Entries taken from a collection:
◆ ◆ ◆ ◆ ◆
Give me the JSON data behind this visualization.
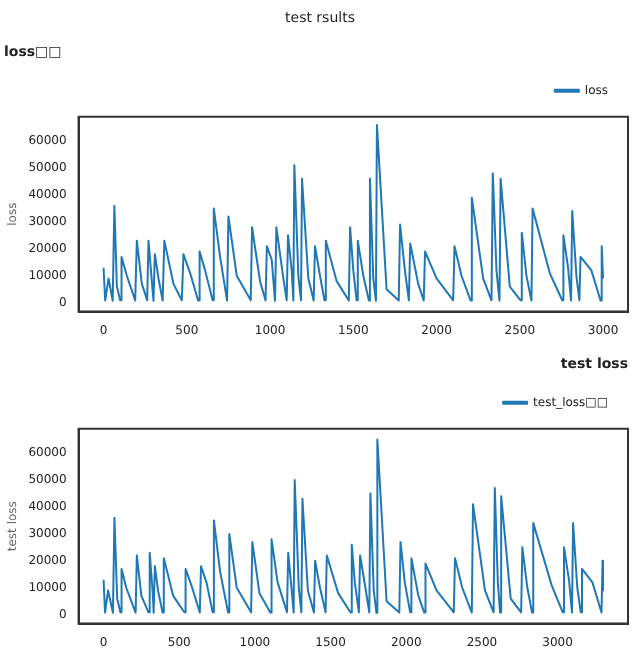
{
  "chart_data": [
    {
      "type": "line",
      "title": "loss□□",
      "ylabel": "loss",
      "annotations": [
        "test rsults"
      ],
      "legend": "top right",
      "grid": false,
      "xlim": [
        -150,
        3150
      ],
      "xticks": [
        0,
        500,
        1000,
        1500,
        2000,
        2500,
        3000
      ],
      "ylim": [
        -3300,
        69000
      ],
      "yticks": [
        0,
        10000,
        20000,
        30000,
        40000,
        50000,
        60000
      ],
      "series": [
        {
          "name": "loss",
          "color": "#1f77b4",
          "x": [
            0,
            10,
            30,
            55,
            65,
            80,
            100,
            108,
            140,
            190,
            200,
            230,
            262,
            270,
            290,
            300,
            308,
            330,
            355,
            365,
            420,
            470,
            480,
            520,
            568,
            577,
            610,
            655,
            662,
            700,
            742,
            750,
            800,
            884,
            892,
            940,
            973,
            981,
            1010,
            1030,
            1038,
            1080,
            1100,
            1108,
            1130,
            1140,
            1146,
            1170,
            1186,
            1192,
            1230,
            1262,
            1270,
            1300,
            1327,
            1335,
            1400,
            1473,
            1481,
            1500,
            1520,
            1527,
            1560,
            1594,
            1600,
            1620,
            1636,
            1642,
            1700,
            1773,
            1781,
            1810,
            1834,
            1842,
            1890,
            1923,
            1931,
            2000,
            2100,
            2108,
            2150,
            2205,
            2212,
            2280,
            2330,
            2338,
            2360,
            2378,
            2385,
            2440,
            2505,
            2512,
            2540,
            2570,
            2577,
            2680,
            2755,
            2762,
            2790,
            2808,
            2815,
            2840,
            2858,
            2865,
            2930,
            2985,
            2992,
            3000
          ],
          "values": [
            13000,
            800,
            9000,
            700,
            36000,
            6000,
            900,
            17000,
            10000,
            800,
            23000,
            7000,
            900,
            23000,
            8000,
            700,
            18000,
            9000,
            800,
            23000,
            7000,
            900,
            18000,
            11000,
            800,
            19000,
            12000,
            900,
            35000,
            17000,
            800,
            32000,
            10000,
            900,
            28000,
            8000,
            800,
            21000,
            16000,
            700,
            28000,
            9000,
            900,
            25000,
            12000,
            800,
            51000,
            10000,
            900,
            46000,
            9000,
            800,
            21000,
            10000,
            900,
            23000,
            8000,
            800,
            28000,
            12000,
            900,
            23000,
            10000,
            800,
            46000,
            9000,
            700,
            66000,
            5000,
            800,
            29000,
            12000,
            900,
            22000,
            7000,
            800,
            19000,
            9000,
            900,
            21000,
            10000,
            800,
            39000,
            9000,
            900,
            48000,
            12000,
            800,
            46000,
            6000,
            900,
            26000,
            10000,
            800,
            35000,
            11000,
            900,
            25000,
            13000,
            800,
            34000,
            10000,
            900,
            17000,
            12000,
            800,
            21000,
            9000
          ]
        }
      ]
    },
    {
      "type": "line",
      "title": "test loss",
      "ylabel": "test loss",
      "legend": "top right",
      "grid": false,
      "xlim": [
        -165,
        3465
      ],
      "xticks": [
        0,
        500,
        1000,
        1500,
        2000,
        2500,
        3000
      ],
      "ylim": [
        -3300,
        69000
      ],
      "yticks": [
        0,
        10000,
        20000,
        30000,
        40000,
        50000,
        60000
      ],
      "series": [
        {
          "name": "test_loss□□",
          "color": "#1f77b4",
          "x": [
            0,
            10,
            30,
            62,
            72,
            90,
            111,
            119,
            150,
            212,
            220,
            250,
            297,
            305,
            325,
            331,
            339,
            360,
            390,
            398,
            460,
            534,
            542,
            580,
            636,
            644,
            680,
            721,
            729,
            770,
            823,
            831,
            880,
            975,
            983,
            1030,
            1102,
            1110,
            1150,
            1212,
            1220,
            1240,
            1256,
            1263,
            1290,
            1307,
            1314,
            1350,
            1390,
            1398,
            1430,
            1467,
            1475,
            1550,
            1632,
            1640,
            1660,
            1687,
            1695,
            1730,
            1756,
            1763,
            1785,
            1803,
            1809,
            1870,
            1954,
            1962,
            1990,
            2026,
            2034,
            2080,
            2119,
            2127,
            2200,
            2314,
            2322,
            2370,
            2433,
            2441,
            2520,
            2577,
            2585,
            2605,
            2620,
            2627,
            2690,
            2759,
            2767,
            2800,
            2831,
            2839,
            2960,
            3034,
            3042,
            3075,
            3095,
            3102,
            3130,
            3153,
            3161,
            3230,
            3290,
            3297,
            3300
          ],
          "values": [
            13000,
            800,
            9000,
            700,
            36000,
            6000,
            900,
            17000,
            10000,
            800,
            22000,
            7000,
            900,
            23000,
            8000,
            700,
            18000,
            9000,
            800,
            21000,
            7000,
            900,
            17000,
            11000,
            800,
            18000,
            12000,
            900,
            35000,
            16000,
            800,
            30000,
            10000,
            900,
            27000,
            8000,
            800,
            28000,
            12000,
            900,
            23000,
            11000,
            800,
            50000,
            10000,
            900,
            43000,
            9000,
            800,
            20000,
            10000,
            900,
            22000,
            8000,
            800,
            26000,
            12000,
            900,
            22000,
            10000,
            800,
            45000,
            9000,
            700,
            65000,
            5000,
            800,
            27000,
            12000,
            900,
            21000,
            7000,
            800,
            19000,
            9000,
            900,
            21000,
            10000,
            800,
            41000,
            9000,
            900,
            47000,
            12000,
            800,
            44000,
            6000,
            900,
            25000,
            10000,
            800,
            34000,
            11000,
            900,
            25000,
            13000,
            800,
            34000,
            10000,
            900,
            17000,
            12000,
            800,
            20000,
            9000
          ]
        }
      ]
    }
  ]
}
◆ ◆ ◆ ◆ ◆
Quote the entries in full. Any image among them is to be omitted from the copy.

### Complete response
Give me the JSON data behind this visualization.
{
  "chart_data": [
    {
      "type": "line",
      "title": "loss□□",
      "ylabel": "loss",
      "annotations": [
        "test rsults"
      ],
      "legend": "top right",
      "grid": false,
      "xlim": [
        -150,
        3150
      ],
      "xticks": [
        0,
        500,
        1000,
        1500,
        2000,
        2500,
        3000
      ],
      "ylim": [
        -3300,
        69000
      ],
      "yticks": [
        0,
        10000,
        20000,
        30000,
        40000,
        50000,
        60000
      ],
      "series": [
        {
          "name": "loss",
          "color": "#1f77b4",
          "x": [
            0,
            10,
            30,
            55,
            65,
            80,
            100,
            108,
            140,
            190,
            200,
            230,
            262,
            270,
            290,
            300,
            308,
            330,
            355,
            365,
            420,
            470,
            480,
            520,
            568,
            577,
            610,
            655,
            662,
            700,
            742,
            750,
            800,
            884,
            892,
            940,
            973,
            981,
            1010,
            1030,
            1038,
            1080,
            1100,
            1108,
            1130,
            1140,
            1146,
            1170,
            1186,
            1192,
            1230,
            1262,
            1270,
            1300,
            1327,
            1335,
            1400,
            1473,
            1481,
            1500,
            1520,
            1527,
            1560,
            1594,
            1600,
            1620,
            1636,
            1642,
            1700,
            1773,
            1781,
            1810,
            1834,
            1842,
            1890,
            1923,
            1931,
            2000,
            2100,
            2108,
            2150,
            2205,
            2212,
            2280,
            2330,
            2338,
            2360,
            2378,
            2385,
            2440,
            2505,
            2512,
            2540,
            2570,
            2577,
            2680,
            2755,
            2762,
            2790,
            2808,
            2815,
            2840,
            2858,
            2865,
            2930,
            2985,
            2992,
            3000
          ],
          "values": [
            13000,
            800,
            9000,
            700,
            36000,
            6000,
            900,
            17000,
            10000,
            800,
            23000,
            7000,
            900,
            23000,
            8000,
            700,
            18000,
            9000,
            800,
            23000,
            7000,
            900,
            18000,
            11000,
            800,
            19000,
            12000,
            900,
            35000,
            17000,
            800,
            32000,
            10000,
            900,
            28000,
            8000,
            800,
            21000,
            16000,
            700,
            28000,
            9000,
            900,
            25000,
            12000,
            800,
            51000,
            10000,
            900,
            46000,
            9000,
            800,
            21000,
            10000,
            900,
            23000,
            8000,
            800,
            28000,
            12000,
            900,
            23000,
            10000,
            800,
            46000,
            9000,
            700,
            66000,
            5000,
            800,
            29000,
            12000,
            900,
            22000,
            7000,
            800,
            19000,
            9000,
            900,
            21000,
            10000,
            800,
            39000,
            9000,
            900,
            48000,
            12000,
            800,
            46000,
            6000,
            900,
            26000,
            10000,
            800,
            35000,
            11000,
            900,
            25000,
            13000,
            800,
            34000,
            10000,
            900,
            17000,
            12000,
            800,
            21000,
            9000
          ]
        }
      ]
    },
    {
      "type": "line",
      "title": "test loss",
      "ylabel": "test loss",
      "legend": "top right",
      "grid": false,
      "xlim": [
        -165,
        3465
      ],
      "xticks": [
        0,
        500,
        1000,
        1500,
        2000,
        2500,
        3000
      ],
      "ylim": [
        -3300,
        69000
      ],
      "yticks": [
        0,
        10000,
        20000,
        30000,
        40000,
        50000,
        60000
      ],
      "series": [
        {
          "name": "test_loss□□",
          "color": "#1f77b4",
          "x": [
            0,
            10,
            30,
            62,
            72,
            90,
            111,
            119,
            150,
            212,
            220,
            250,
            297,
            305,
            325,
            331,
            339,
            360,
            390,
            398,
            460,
            534,
            542,
            580,
            636,
            644,
            680,
            721,
            729,
            770,
            823,
            831,
            880,
            975,
            983,
            1030,
            1102,
            1110,
            1150,
            1212,
            1220,
            1240,
            1256,
            1263,
            1290,
            1307,
            1314,
            1350,
            1390,
            1398,
            1430,
            1467,
            1475,
            1550,
            1632,
            1640,
            1660,
            1687,
            1695,
            1730,
            1756,
            1763,
            1785,
            1803,
            1809,
            1870,
            1954,
            1962,
            1990,
            2026,
            2034,
            2080,
            2119,
            2127,
            2200,
            2314,
            2322,
            2370,
            2433,
            2441,
            2520,
            2577,
            2585,
            2605,
            2620,
            2627,
            2690,
            2759,
            2767,
            2800,
            2831,
            2839,
            2960,
            3034,
            3042,
            3075,
            3095,
            3102,
            3130,
            3153,
            3161,
            3230,
            3290,
            3297,
            3300
          ],
          "values": [
            13000,
            800,
            9000,
            700,
            36000,
            6000,
            900,
            17000,
            10000,
            800,
            22000,
            7000,
            900,
            23000,
            8000,
            700,
            18000,
            9000,
            800,
            21000,
            7000,
            900,
            17000,
            11000,
            800,
            18000,
            12000,
            900,
            35000,
            16000,
            800,
            30000,
            10000,
            900,
            27000,
            8000,
            800,
            28000,
            12000,
            900,
            23000,
            11000,
            800,
            50000,
            10000,
            900,
            43000,
            9000,
            800,
            20000,
            10000,
            900,
            22000,
            8000,
            800,
            26000,
            12000,
            900,
            22000,
            10000,
            800,
            45000,
            9000,
            700,
            65000,
            5000,
            800,
            27000,
            12000,
            900,
            21000,
            7000,
            800,
            19000,
            9000,
            900,
            21000,
            10000,
            800,
            41000,
            9000,
            900,
            47000,
            12000,
            800,
            44000,
            6000,
            900,
            25000,
            10000,
            800,
            34000,
            11000,
            900,
            25000,
            13000,
            800,
            34000,
            10000,
            900,
            17000,
            12000,
            800,
            20000,
            9000
          ]
        }
      ]
    }
  ]
}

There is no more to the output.